§ EXERCISE AIM
Locate each line with the string "kararları" in the listing below and copy it.

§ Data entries
::::::

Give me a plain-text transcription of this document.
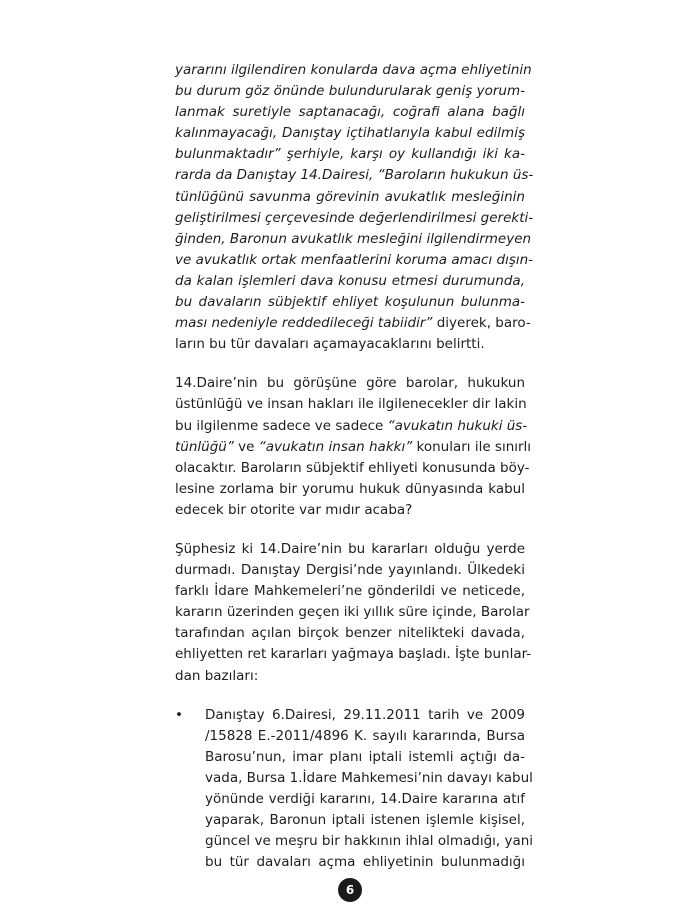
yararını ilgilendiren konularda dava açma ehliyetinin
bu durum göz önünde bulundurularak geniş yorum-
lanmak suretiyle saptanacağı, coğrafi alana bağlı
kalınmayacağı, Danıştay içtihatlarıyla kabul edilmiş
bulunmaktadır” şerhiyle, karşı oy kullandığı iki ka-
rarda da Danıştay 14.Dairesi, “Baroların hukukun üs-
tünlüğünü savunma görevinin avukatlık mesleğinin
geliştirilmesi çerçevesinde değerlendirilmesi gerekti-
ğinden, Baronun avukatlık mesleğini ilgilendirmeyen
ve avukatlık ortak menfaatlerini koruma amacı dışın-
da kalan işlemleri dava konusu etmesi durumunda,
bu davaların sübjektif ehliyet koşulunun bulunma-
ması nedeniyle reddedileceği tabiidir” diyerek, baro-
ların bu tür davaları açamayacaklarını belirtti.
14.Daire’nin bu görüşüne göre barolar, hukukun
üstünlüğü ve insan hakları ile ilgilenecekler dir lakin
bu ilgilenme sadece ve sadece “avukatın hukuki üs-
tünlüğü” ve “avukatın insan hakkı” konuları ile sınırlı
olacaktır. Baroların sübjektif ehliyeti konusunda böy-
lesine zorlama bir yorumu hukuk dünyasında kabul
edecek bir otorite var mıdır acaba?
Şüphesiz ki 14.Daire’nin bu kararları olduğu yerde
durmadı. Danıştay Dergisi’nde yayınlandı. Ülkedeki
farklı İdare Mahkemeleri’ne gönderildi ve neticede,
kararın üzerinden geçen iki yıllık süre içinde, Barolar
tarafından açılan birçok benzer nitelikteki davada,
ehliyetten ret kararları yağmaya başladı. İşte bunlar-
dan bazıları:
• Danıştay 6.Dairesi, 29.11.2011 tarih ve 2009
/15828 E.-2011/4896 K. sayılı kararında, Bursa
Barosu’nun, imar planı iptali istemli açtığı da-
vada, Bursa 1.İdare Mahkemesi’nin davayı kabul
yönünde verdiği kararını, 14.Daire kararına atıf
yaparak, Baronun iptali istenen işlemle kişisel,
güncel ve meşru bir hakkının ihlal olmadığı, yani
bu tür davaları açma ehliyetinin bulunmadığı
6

::::::

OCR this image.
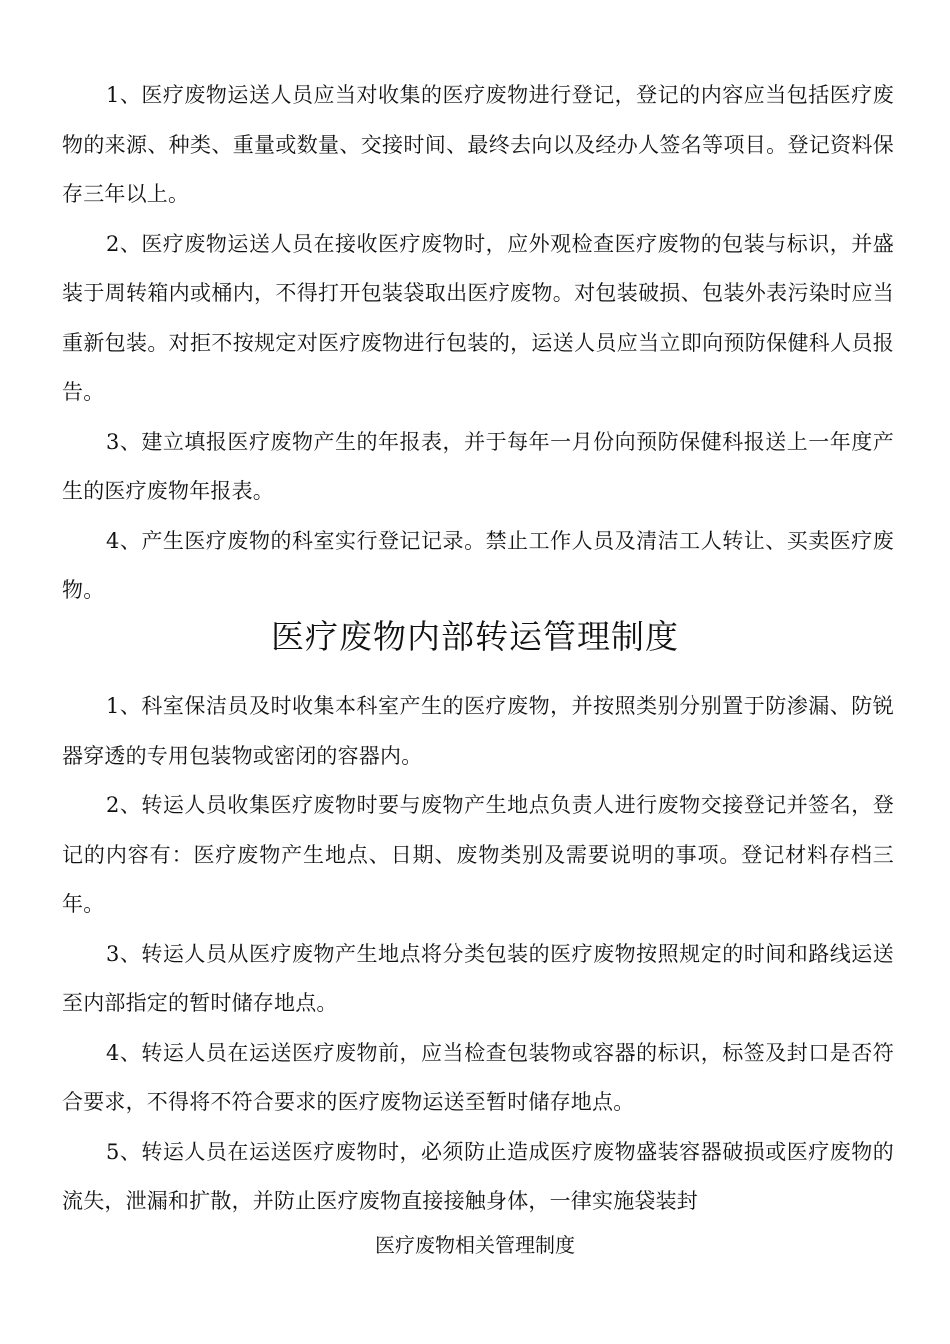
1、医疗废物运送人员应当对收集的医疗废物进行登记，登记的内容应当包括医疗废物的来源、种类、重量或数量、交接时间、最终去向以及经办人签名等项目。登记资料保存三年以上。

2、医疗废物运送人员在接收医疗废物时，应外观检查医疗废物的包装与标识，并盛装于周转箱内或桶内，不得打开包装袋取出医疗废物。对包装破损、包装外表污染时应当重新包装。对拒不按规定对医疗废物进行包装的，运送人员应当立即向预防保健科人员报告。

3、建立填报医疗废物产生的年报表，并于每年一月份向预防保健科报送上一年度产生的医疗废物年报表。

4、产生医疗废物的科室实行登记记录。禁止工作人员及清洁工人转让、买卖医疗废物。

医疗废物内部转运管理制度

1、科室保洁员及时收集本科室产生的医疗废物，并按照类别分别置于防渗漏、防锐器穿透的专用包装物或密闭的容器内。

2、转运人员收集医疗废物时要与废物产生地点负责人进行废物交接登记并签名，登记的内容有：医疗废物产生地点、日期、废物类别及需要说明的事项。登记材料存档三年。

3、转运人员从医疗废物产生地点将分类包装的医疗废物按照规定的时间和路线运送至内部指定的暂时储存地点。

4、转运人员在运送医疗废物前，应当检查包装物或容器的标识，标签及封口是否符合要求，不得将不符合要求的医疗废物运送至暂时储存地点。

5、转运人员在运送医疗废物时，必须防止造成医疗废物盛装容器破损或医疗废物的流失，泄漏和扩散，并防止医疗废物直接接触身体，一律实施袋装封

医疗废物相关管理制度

::::::

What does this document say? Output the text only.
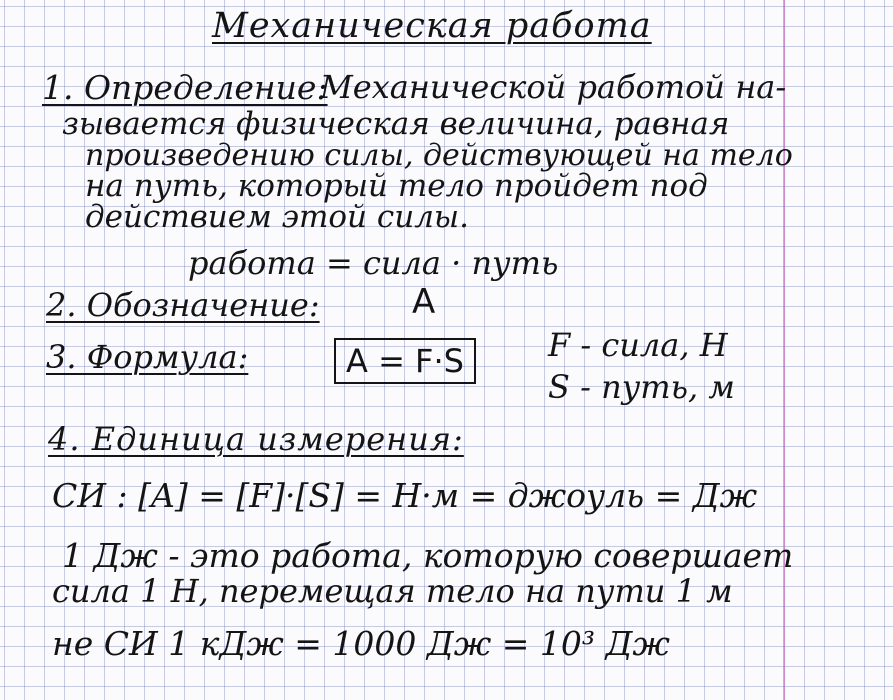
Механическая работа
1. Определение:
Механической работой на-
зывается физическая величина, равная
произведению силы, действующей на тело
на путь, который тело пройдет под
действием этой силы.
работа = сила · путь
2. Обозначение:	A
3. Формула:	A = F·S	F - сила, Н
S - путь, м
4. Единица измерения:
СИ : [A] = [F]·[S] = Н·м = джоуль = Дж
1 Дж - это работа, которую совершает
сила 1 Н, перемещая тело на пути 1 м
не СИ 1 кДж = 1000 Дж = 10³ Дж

::::::

§ EXPECTED ANSWER
Şüphesiz ki 14.Daire’nin bu kararları olduğu yerde
ehliyetten ret kararları yağmaya başladı. İşte bunlar-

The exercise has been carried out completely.